— start of LISTING —
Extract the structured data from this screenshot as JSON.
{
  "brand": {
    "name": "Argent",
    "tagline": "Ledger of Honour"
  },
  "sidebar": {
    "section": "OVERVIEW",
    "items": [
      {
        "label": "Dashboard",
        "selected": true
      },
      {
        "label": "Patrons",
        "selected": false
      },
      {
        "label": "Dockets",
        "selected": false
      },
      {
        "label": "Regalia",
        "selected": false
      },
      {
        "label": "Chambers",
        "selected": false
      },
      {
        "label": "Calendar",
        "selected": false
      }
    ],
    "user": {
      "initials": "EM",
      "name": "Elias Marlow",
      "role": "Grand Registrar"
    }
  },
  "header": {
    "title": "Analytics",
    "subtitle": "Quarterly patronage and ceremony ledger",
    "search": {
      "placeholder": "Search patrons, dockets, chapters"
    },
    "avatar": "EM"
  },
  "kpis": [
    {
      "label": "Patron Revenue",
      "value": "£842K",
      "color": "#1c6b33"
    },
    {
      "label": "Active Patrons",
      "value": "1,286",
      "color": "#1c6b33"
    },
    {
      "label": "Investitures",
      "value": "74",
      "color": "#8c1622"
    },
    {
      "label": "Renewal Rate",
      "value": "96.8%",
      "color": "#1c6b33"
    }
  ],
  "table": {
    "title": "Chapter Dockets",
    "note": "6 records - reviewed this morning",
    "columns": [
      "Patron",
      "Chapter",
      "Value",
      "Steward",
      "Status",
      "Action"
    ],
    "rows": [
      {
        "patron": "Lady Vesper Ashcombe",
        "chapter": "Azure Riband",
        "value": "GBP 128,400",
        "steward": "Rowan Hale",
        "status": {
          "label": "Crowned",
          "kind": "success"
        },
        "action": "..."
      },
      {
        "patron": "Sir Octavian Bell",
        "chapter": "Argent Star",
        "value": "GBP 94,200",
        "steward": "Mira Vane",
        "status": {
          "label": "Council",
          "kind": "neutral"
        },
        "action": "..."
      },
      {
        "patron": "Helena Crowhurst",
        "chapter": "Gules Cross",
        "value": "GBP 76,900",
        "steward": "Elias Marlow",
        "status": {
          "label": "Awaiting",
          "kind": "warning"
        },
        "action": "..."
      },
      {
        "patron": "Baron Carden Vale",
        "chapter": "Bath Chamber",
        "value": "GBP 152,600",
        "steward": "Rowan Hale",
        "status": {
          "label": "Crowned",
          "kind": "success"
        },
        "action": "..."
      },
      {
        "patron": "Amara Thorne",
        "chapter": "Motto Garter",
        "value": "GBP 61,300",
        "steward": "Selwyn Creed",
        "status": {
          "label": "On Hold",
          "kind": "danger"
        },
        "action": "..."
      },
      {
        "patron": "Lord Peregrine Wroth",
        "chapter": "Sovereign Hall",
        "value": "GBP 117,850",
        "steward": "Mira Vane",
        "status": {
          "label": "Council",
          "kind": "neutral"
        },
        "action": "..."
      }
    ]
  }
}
— end of LISTING —
GIVEN EXERCISE »
Using the listing above, reproduce each line without omission.

THE SOLUTION »
Extract the structured data from this screenshot as JSON.
{
  "brand": {
    "name": "Argent",
    "tagline": "Ledger of Honour"
  },
  "sidebar": {
    "section": "OVERVIEW",
    "items": [
      {
        "label": "Dashboard",
        "selected": true
      },
      {
        "label": "Patrons",
        "selected": false
      },
      {
        "label": "Dockets",
        "selected": false
      },
      {
        "label": "Regalia",
        "selected": false
      },
      {
        "label": "Chambers",
        "selected": false
      },
      {
        "label": "Calendar",
        "selected": false
      }
    ],
    "user": {
      "initials": "EM",
      "name": "Elias Marlow",
      "role": "Grand Registrar"
    }
  },
  "header": {
    "title": "Analytics",
    "subtitle": "Quarterly patronage and ceremony ledger",
    "search": {
      "placeholder": "Search patrons, dockets, chapters"
    },
    "avatar": "EM"
  },
  "kpis": [
    {
      "label": "Patron Revenue",
      "value": "£842K",
      "color": "#1c6b33"
    },
    {
      "label": "Active Patrons",
      "value": "1,286",
      "color": "#1c6b33"
    },
    {
      "label": "Investitures",
      "value": "74",
      "color": "#8c1622"
    },
    {
      "label": "Renewal Rate",
      "value": "96.8%",
      "color": "#1c6b33"
    }
  ],
  "table": {
    "title": "Chapter Dockets",
    "note": "6 records - reviewed this morning",
    "columns": [
      "Patron",
      "Chapter",
      "Value",
      "Steward",
      "Status",
      "Action"
    ],
    "rows": [
      {
        "patron": "Lady Vesper Ashcombe",
        "chapter": "Azure Riband",
        "value": "GBP 128,400",
        "steward": "Rowan Hale",
        "status": {
          "label": "Crowned",
          "kind": "success"
        },
        "action": "..."
      },
      {
        "patron": "Sir Octavian Bell",
        "chapter": "Argent Star",
        "value": "GBP 94,200",
        "steward": "Mira Vane",
        "status": {
          "label": "Council",
          "kind": "neutral"
        },
        "action": "..."
      },
      {
        "patron": "Helena Crowhurst",
        "chapter": "Gules Cross",
        "value": "GBP 76,900",
        "steward": "Elias Marlow",
        "status": {
          "label": "Awaiting",
          "kind": "warning"
        },
        "action": "..."
      },
      {
        "patron": "Baron Carden Vale",
        "chapter": "Bath Chamber",
        "value": "GBP 152,600",
        "steward": "Rowan Hale",
        "status": {
          "label": "Crowned",
          "kind": "success"
        },
        "action": "..."
      },
      {
        "patron": "Amara Thorne",
        "chapter": "Motto Garter",
        "value": "GBP 61,300",
        "steward": "Selwyn Creed",
        "status": {
          "label": "On Hold",
          "kind": "danger"
        },
        "action": "..."
      },
      {
        "patron": "Lord Peregrine Wroth",
        "chapter": "Sovereign Hall",
        "value": "GBP 117,850",
        "steward": "Mira Vane",
        "status": {
          "label": "Council",
          "kind": "neutral"
        },
        "action": "..."
      }
    ]
  }
}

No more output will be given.